**WHAT IS BEING ASKED:**
Entries follow. Set all of them down as they stand.
Start GIVEN DATA
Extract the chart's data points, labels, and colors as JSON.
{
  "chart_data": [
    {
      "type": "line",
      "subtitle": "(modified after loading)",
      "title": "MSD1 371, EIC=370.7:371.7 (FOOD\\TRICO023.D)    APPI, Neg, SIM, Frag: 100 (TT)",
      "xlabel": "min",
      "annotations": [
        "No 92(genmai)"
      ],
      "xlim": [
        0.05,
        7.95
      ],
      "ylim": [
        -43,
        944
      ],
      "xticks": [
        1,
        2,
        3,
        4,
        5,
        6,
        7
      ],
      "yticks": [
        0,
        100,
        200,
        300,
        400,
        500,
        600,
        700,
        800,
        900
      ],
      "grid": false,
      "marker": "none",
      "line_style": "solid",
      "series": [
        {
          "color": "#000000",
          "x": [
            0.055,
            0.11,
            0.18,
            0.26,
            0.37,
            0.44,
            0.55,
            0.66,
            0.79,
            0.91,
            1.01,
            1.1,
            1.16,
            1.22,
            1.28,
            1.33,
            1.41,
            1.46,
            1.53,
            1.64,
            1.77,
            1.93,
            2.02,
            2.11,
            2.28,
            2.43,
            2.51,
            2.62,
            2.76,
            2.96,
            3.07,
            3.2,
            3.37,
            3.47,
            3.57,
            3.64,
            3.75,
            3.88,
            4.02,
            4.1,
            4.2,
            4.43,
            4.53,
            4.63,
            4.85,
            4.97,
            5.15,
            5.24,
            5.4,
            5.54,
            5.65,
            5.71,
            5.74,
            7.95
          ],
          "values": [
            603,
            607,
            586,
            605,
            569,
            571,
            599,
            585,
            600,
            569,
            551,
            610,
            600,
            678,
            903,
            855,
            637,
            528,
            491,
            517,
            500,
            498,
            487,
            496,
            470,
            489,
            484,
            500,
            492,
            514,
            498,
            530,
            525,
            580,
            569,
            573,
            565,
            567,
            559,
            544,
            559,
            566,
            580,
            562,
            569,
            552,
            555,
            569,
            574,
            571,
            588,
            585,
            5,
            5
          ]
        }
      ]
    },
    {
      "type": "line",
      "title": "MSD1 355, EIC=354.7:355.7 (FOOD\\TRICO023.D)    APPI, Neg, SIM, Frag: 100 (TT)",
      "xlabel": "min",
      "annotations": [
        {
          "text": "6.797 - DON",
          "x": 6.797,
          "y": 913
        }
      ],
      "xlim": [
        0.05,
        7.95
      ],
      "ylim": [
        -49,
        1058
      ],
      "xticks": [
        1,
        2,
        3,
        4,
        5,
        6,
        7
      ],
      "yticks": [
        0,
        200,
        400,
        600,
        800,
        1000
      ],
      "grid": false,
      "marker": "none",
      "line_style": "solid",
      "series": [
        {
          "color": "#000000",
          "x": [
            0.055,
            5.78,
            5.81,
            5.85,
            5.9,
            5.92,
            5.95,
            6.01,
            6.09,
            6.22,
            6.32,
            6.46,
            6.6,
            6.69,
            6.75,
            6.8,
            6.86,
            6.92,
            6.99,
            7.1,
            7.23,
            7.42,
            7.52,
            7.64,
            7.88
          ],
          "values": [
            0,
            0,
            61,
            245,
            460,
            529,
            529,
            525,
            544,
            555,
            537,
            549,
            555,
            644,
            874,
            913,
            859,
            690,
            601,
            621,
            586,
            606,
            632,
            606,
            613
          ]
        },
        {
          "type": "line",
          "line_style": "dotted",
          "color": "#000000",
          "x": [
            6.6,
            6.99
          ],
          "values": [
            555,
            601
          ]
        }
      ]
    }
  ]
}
End GIVEN DATA
**EXERCISE RESULT:**
Extract the chart's data points, labels, and colors as JSON.
{
  "chart_data": [
    {
      "type": "line",
      "subtitle": "(modified after loading)",
      "title": "MSD1 371, EIC=370.7:371.7 (FOOD\\TRICO023.D)    APPI, Neg, SIM, Frag: 100 (TT)",
      "xlabel": "min",
      "annotations": [
        "No 92(genmai)"
      ],
      "xlim": [
        0.05,
        7.95
      ],
      "ylim": [
        -43,
        944
      ],
      "xticks": [
        1,
        2,
        3,
        4,
        5,
        6,
        7
      ],
      "yticks": [
        0,
        100,
        200,
        300,
        400,
        500,
        600,
        700,
        800,
        900
      ],
      "grid": false,
      "marker": "none",
      "line_style": "solid",
      "series": [
        {
          "color": "#000000",
          "x": [
            0.055,
            0.11,
            0.18,
            0.26,
            0.37,
            0.44,
            0.55,
            0.66,
            0.79,
            0.91,
            1.01,
            1.1,
            1.16,
            1.22,
            1.28,
            1.33,
            1.41,
            1.46,
            1.53,
            1.64,
            1.77,
            1.93,
            2.02,
            2.11,
            2.28,
            2.43,
            2.51,
            2.62,
            2.76,
            2.96,
            3.07,
            3.2,
            3.37,
            3.47,
            3.57,
            3.64,
            3.75,
            3.88,
            4.02,
            4.1,
            4.2,
            4.43,
            4.53,
            4.63,
            4.85,
            4.97,
            5.15,
            5.24,
            5.4,
            5.54,
            5.65,
            5.71,
            5.74,
            7.95
          ],
          "values": [
            603,
            607,
            586,
            605,
            569,
            571,
            599,
            585,
            600,
            569,
            551,
            610,
            600,
            678,
            903,
            855,
            637,
            528,
            491,
            517,
            500,
            498,
            487,
            496,
            470,
            489,
            484,
            500,
            492,
            514,
            498,
            530,
            525,
            580,
            569,
            573,
            565,
            567,
            559,
            544,
            559,
            566,
            580,
            562,
            569,
            552,
            555,
            569,
            574,
            571,
            588,
            585,
            5,
            5
          ]
        }
      ]
    },
    {
      "type": "line",
      "title": "MSD1 355, EIC=354.7:355.7 (FOOD\\TRICO023.D)    APPI, Neg, SIM, Frag: 100 (TT)",
      "xlabel": "min",
      "annotations": [
        {
          "text": "6.797 - DON",
          "x": 6.797,
          "y": 913
        }
      ],
      "xlim": [
        0.05,
        7.95
      ],
      "ylim": [
        -49,
        1058
      ],
      "xticks": [
        1,
        2,
        3,
        4,
        5,
        6,
        7
      ],
      "yticks": [
        0,
        200,
        400,
        600,
        800,
        1000
      ],
      "grid": false,
      "marker": "none",
      "line_style": "solid",
      "series": [
        {
          "color": "#000000",
          "x": [
            0.055,
            5.78,
            5.81,
            5.85,
            5.9,
            5.92,
            5.95,
            6.01,
            6.09,
            6.22,
            6.32,
            6.46,
            6.6,
            6.69,
            6.75,
            6.8,
            6.86,
            6.92,
            6.99,
            7.1,
            7.23,
            7.42,
            7.52,
            7.64,
            7.88
          ],
          "values": [
            0,
            0,
            61,
            245,
            460,
            529,
            529,
            525,
            544,
            555,
            537,
            549,
            555,
            644,
            874,
            913,
            859,
            690,
            601,
            621,
            586,
            606,
            632,
            606,
            613
          ]
        },
        {
          "type": "line",
          "line_style": "dotted",
          "color": "#000000",
          "x": [
            6.6,
            6.99
          ],
          "values": [
            555,
            601
          ]
        }
      ]
    }
  ]
}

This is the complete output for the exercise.